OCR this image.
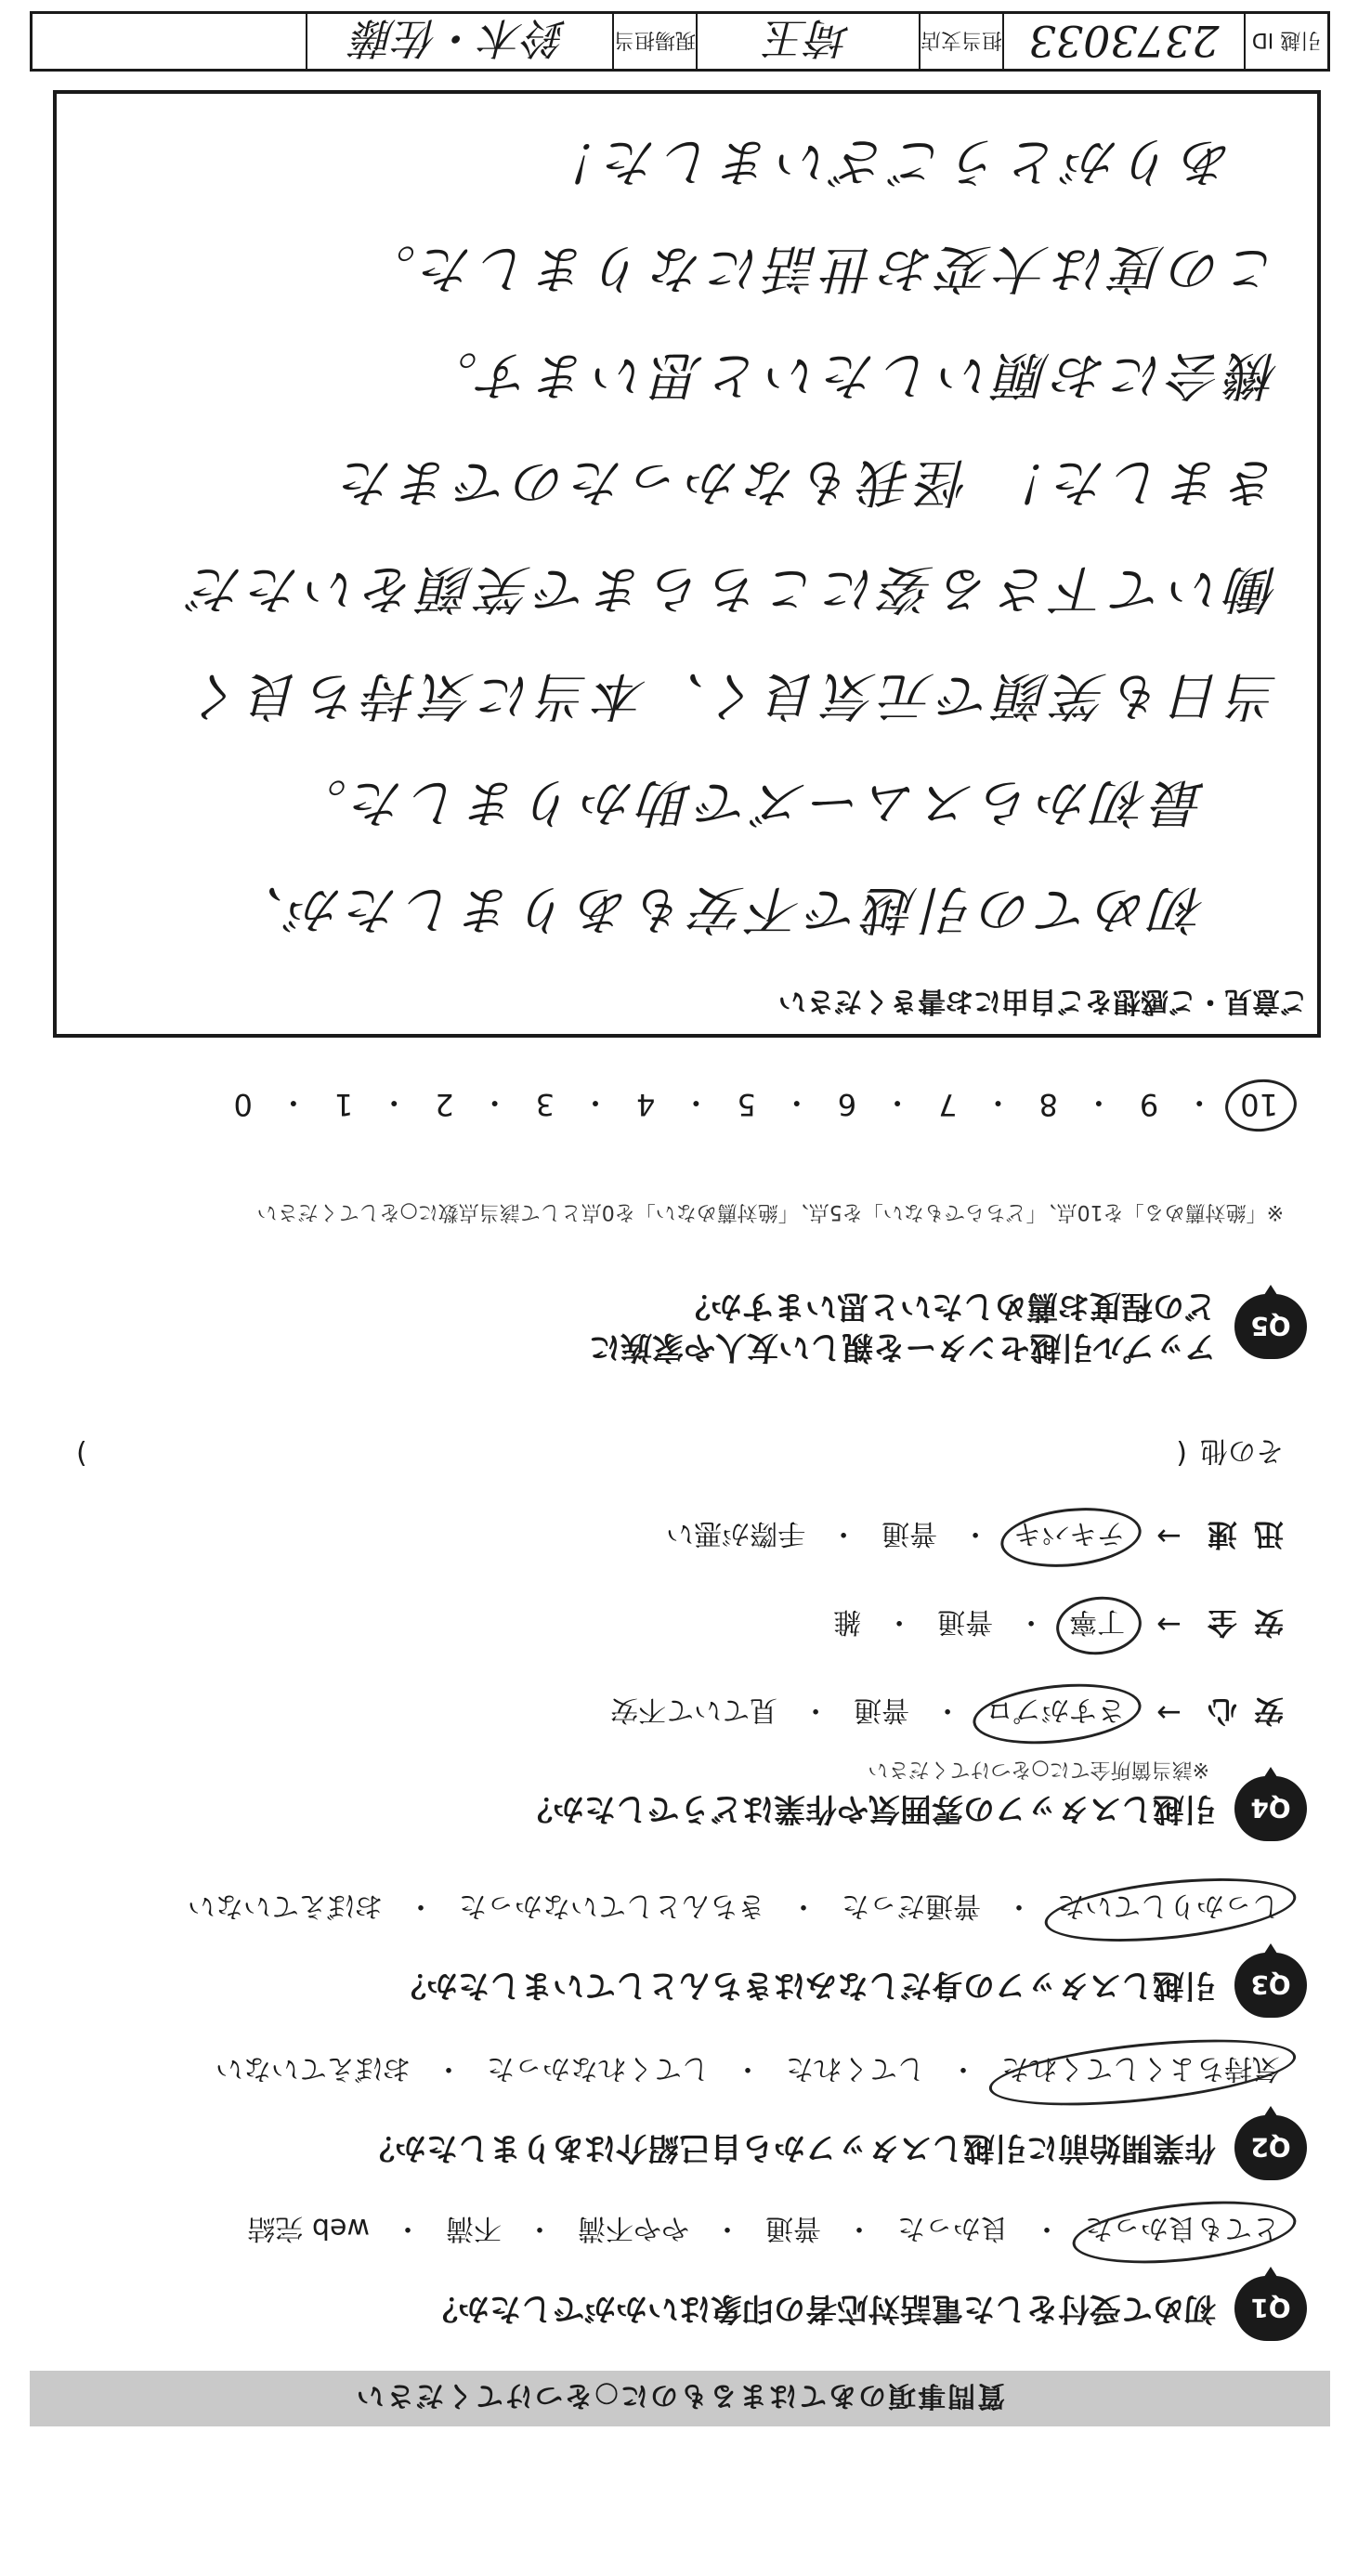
質問事項のあてはまるものに○をつけてください
Q1
初めて受付をした電話対応者の印象はいかがでしたか？
とても良かった
・
良かった
・
普通
・
やや不満
・
不満
・
web 完結
Q2
作業開始前に引越しスタッフから自己紹介はありましたか？
気持ちよくしてくれた
・
してくれた
・
してくれなかった
・
おぼえていない
Q3
引越しスタッフの身だしなみはきちんとしていましたか？
しっかりしていた
・
普通だった
・
きちんとしていなかった
・
おぼえていない
Q4
引越しスタッフの雰囲気や作業はどうでしたか？
※該当箇所全てに○をつけてください
安心
→
さすがプロ
・
普通
・
見ていて不安
安全
→
丁寧
・
普通
・
雑
迅速
→
テキパキ
・
普通
・
手際が悪い
その他
(
)
Q5
アップル引越センターを親しい友人や家族に
どの程度お薦めしたいと思いますか？
※「絶対薦める」を10点、「どちらでもない」を5点、「絶対薦めない」を0点として該当点数に○をしてください
10
・
9
・
8
・
7
・
6
・
5
・
4
・
3
・
2
・
1
・
0
ご意見・ご感想をご自由にお書きください
初めての引越で不安もありましたが、
最初からスムーズで助かりました。
当日も笑顔で元気良く、本当に気持ち良く
働いて下さる姿にこちらまで笑顔をいただ
きました！ 怪我もなかったのでまた
機会にお願いしたいと思います。
この度は大変お世話になりました。
ありがとうございました！
引越 ID
2373033
担当支店
埼玉
現場担当
鈴木・佐藤
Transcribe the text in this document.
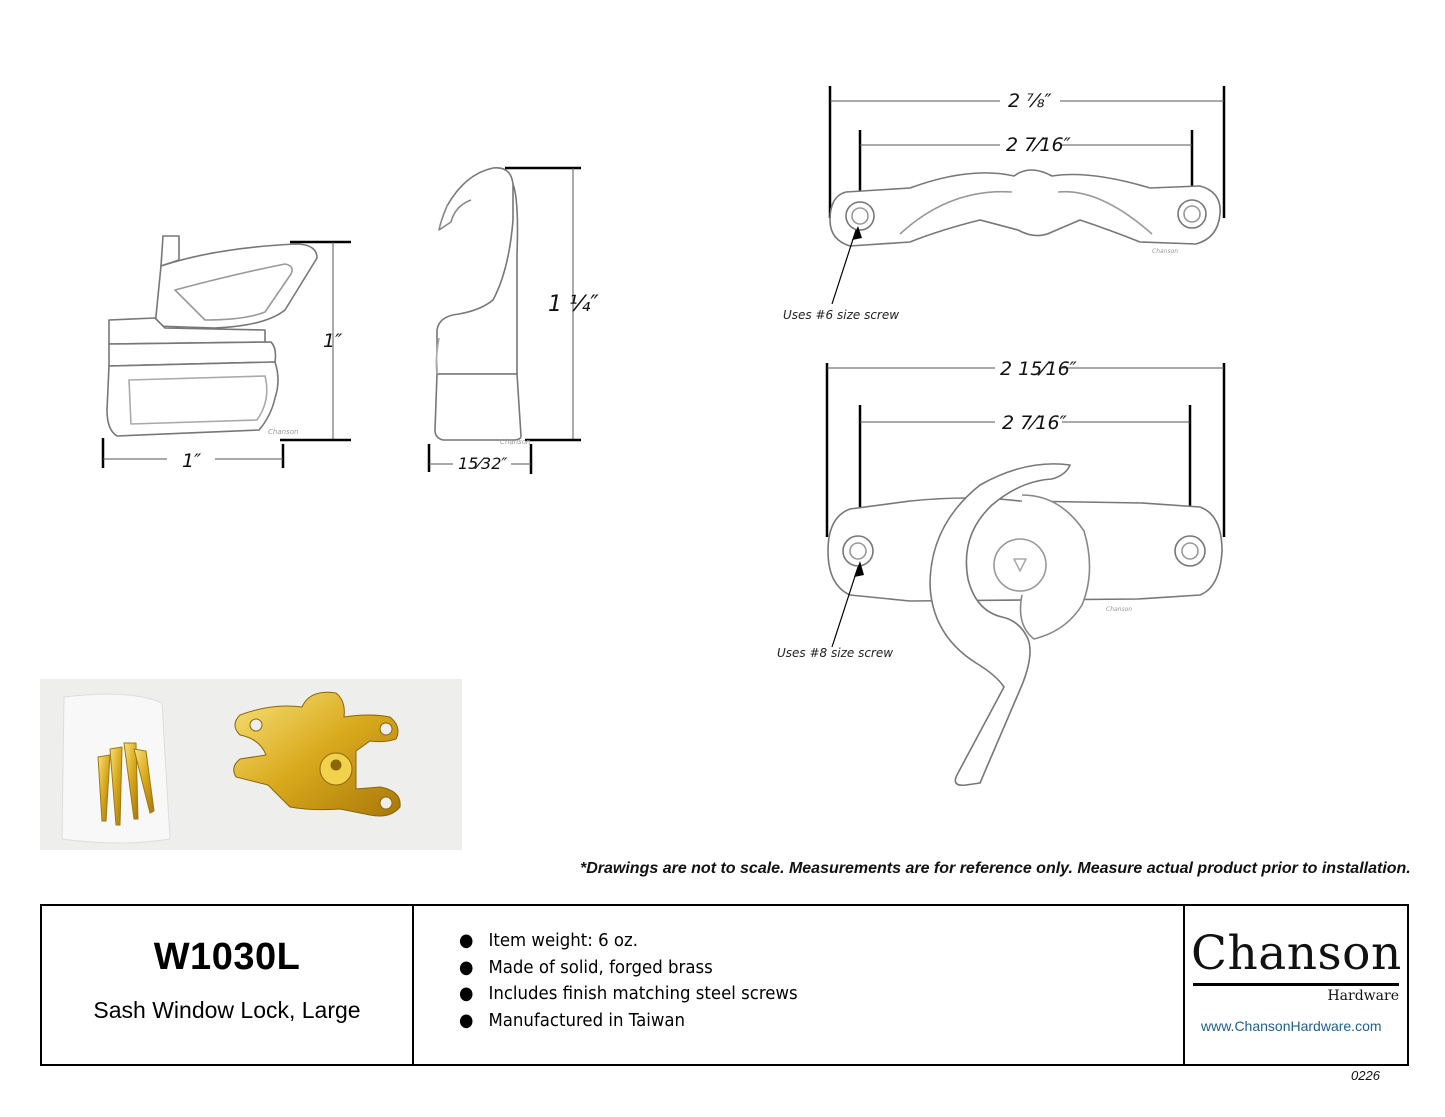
1″
1″
Chanson
1 ¼″
15⁄32″
Chanson
2 ⅞″
2 7⁄16″
Uses #6 size screw
Chanson
2 15⁄16″
2 7⁄16″
Uses #8 size screw
Chanson
*Drawings are not to scale. Measurements are for reference only. Measure actual product prior to installation.
W1030L
Sash Window Lock, Large
● Item weight: 6 oz.
● Made of solid, forged brass
● Includes finish matching steel screws
● Manufactured in Taiwan
Chanson
Hardware
www.ChansonHardware.com
0226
......
Your answer should be a single number: the count of lines in these records that hold the string "this".

2